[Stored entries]

════════════════

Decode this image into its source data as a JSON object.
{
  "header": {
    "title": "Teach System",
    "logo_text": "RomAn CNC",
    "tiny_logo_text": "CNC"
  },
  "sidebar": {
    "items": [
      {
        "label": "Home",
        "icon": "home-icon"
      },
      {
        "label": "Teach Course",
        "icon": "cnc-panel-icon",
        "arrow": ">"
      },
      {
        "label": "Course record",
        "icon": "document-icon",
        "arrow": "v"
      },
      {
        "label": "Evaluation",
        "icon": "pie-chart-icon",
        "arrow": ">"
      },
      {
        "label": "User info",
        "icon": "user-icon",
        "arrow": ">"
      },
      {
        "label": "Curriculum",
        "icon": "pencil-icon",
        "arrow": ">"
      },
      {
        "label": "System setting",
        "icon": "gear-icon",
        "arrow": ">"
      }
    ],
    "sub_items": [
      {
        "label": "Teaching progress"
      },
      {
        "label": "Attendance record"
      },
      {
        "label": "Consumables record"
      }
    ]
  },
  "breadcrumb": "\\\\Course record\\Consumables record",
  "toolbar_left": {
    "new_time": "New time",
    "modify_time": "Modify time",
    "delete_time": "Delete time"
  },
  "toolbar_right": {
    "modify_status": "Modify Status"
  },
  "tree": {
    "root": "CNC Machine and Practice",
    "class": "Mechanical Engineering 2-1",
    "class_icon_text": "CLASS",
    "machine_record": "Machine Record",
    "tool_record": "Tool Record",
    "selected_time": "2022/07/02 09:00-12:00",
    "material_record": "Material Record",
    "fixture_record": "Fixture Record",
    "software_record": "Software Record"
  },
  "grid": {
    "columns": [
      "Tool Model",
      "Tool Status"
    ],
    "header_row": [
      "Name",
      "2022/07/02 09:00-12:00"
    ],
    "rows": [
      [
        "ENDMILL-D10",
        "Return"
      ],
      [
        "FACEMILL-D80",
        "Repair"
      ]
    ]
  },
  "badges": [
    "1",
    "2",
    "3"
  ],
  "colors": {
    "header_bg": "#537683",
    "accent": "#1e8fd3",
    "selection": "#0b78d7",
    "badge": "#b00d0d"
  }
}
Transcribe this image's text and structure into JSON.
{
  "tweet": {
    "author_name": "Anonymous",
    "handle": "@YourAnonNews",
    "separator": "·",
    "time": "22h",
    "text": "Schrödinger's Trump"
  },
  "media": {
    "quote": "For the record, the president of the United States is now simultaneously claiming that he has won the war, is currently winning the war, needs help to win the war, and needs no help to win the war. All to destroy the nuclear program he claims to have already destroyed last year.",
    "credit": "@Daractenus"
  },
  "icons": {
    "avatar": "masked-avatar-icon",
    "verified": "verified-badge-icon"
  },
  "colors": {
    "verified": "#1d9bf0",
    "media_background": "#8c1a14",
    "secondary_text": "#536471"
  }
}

════════════════

### Given exercise
Copy every single line of the material above that holds "Course".

### Written reply
        "label": "Teach Course",
        "label": "Course record",
  "breadcrumb": "\\\\Course record\\Consumables record",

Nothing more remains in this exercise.